Extracted records

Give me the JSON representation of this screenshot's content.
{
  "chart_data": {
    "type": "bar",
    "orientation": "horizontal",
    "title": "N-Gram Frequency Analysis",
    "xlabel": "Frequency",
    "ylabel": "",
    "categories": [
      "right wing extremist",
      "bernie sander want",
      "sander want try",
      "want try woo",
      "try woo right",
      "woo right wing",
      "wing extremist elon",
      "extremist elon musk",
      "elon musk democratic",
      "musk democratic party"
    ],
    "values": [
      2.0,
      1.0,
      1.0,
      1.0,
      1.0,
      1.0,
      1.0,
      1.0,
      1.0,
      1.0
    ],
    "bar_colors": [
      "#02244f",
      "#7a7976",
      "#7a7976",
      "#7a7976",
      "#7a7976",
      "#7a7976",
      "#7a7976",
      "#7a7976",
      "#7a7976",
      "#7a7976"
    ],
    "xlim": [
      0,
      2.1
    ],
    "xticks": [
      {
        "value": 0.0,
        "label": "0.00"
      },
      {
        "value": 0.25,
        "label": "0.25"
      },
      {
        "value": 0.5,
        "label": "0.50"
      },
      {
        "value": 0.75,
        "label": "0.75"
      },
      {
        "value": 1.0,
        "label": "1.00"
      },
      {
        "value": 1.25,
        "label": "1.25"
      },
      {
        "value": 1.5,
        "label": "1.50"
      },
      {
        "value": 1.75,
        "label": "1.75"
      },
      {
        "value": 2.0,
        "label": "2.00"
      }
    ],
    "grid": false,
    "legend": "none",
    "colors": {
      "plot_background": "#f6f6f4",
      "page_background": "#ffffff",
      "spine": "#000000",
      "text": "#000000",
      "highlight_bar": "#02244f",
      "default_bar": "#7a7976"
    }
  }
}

- SHORT TASK
Go through the entries above and copy every line containing "want".

- CORRECT OUTPUT
      "bernie sander want",
      "sander want try",
      "want try woo",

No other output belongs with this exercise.